** JOB **
The data below is to be returned in full and exactly.

----------------------------------------

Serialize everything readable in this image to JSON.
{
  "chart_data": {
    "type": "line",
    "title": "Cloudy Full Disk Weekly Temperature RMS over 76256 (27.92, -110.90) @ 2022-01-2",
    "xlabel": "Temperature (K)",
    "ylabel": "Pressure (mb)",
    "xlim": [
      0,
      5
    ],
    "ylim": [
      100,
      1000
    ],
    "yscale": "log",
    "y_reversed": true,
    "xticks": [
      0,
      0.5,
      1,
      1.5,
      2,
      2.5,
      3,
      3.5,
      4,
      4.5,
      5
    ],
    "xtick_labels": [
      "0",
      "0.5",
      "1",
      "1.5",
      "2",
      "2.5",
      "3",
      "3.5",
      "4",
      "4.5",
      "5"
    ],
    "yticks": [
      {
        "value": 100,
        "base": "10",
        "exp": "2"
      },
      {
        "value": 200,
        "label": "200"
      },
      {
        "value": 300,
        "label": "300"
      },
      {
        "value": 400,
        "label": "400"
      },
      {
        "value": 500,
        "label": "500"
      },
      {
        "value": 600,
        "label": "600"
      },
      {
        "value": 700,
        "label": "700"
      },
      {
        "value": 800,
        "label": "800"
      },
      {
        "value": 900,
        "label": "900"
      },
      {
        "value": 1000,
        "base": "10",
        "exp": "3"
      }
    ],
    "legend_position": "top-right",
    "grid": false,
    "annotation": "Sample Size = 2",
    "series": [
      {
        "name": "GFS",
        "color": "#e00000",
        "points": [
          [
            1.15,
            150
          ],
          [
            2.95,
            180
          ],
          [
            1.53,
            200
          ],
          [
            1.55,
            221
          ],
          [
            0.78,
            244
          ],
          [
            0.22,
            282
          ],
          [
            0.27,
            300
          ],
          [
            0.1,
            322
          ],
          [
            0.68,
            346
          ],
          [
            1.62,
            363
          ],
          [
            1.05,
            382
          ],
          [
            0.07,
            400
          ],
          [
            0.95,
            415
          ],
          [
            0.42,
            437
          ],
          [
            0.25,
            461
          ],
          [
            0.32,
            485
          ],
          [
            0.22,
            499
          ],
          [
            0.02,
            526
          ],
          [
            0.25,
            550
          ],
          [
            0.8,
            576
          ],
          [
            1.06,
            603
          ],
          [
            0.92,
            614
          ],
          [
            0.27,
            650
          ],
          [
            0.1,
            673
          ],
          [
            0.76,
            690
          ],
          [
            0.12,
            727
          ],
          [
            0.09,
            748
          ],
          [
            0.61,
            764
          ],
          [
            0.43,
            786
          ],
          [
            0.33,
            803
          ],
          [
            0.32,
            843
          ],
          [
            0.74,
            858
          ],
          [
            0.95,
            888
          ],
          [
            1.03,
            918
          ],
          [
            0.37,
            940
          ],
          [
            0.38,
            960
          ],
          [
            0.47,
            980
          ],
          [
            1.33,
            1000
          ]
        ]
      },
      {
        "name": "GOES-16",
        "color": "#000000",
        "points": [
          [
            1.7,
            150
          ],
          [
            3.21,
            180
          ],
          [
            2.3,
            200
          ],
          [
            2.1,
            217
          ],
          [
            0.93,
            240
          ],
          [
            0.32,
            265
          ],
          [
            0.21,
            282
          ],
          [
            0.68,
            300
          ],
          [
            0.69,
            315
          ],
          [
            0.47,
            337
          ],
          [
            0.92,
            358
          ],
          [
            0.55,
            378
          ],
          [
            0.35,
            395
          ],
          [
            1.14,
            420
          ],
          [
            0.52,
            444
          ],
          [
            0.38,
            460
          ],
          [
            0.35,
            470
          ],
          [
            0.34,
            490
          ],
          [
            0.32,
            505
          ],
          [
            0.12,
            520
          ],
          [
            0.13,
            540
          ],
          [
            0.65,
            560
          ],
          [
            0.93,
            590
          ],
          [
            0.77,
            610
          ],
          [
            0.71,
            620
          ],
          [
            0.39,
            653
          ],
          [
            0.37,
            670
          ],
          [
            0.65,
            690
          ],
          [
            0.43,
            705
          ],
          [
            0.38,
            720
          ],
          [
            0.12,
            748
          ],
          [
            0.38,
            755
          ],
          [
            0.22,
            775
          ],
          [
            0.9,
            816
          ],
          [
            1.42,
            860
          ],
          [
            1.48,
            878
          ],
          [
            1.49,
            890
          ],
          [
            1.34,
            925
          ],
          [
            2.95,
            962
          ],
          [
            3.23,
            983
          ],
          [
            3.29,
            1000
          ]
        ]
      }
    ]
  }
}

----------------------------------------

** SOLUTION TO THIS EXERCISE **
Serialize everything readable in this image to JSON.
{
  "chart_data": {
    "type": "line",
    "title": "Cloudy Full Disk Weekly Temperature RMS over 76256 (27.92, -110.90) @ 2022-01-2",
    "xlabel": "Temperature (K)",
    "ylabel": "Pressure (mb)",
    "xlim": [
      0,
      5
    ],
    "ylim": [
      100,
      1000
    ],
    "yscale": "log",
    "y_reversed": true,
    "xticks": [
      0,
      0.5,
      1,
      1.5,
      2,
      2.5,
      3,
      3.5,
      4,
      4.5,
      5
    ],
    "xtick_labels": [
      "0",
      "0.5",
      "1",
      "1.5",
      "2",
      "2.5",
      "3",
      "3.5",
      "4",
      "4.5",
      "5"
    ],
    "yticks": [
      {
        "value": 100,
        "base": "10",
        "exp": "2"
      },
      {
        "value": 200,
        "label": "200"
      },
      {
        "value": 300,
        "label": "300"
      },
      {
        "value": 400,
        "label": "400"
      },
      {
        "value": 500,
        "label": "500"
      },
      {
        "value": 600,
        "label": "600"
      },
      {
        "value": 700,
        "label": "700"
      },
      {
        "value": 800,
        "label": "800"
      },
      {
        "value": 900,
        "label": "900"
      },
      {
        "value": 1000,
        "base": "10",
        "exp": "3"
      }
    ],
    "legend_position": "top-right",
    "grid": false,
    "annotation": "Sample Size = 2",
    "series": [
      {
        "name": "GFS",
        "color": "#e00000",
        "points": [
          [
            1.15,
            150
          ],
          [
            2.95,
            180
          ],
          [
            1.53,
            200
          ],
          [
            1.55,
            221
          ],
          [
            0.78,
            244
          ],
          [
            0.22,
            282
          ],
          [
            0.27,
            300
          ],
          [
            0.1,
            322
          ],
          [
            0.68,
            346
          ],
          [
            1.62,
            363
          ],
          [
            1.05,
            382
          ],
          [
            0.07,
            400
          ],
          [
            0.95,
            415
          ],
          [
            0.42,
            437
          ],
          [
            0.25,
            461
          ],
          [
            0.32,
            485
          ],
          [
            0.22,
            499
          ],
          [
            0.02,
            526
          ],
          [
            0.25,
            550
          ],
          [
            0.8,
            576
          ],
          [
            1.06,
            603
          ],
          [
            0.92,
            614
          ],
          [
            0.27,
            650
          ],
          [
            0.1,
            673
          ],
          [
            0.76,
            690
          ],
          [
            0.12,
            727
          ],
          [
            0.09,
            748
          ],
          [
            0.61,
            764
          ],
          [
            0.43,
            786
          ],
          [
            0.33,
            803
          ],
          [
            0.32,
            843
          ],
          [
            0.74,
            858
          ],
          [
            0.95,
            888
          ],
          [
            1.03,
            918
          ],
          [
            0.37,
            940
          ],
          [
            0.38,
            960
          ],
          [
            0.47,
            980
          ],
          [
            1.33,
            1000
          ]
        ]
      },
      {
        "name": "GOES-16",
        "color": "#000000",
        "points": [
          [
            1.7,
            150
          ],
          [
            3.21,
            180
          ],
          [
            2.3,
            200
          ],
          [
            2.1,
            217
          ],
          [
            0.93,
            240
          ],
          [
            0.32,
            265
          ],
          [
            0.21,
            282
          ],
          [
            0.68,
            300
          ],
          [
            0.69,
            315
          ],
          [
            0.47,
            337
          ],
          [
            0.92,
            358
          ],
          [
            0.55,
            378
          ],
          [
            0.35,
            395
          ],
          [
            1.14,
            420
          ],
          [
            0.52,
            444
          ],
          [
            0.38,
            460
          ],
          [
            0.35,
            470
          ],
          [
            0.34,
            490
          ],
          [
            0.32,
            505
          ],
          [
            0.12,
            520
          ],
          [
            0.13,
            540
          ],
          [
            0.65,
            560
          ],
          [
            0.93,
            590
          ],
          [
            0.77,
            610
          ],
          [
            0.71,
            620
          ],
          [
            0.39,
            653
          ],
          [
            0.37,
            670
          ],
          [
            0.65,
            690
          ],
          [
            0.43,
            705
          ],
          [
            0.38,
            720
          ],
          [
            0.12,
            748
          ],
          [
            0.38,
            755
          ],
          [
            0.22,
            775
          ],
          [
            0.9,
            816
          ],
          [
            1.42,
            860
          ],
          [
            1.48,
            878
          ],
          [
            1.49,
            890
          ],
          [
            1.34,
            925
          ],
          [
            2.95,
            962
          ],
          [
            3.23,
            983
          ],
          [
            3.29,
            1000
          ]
        ]
      }
    ]
  }
}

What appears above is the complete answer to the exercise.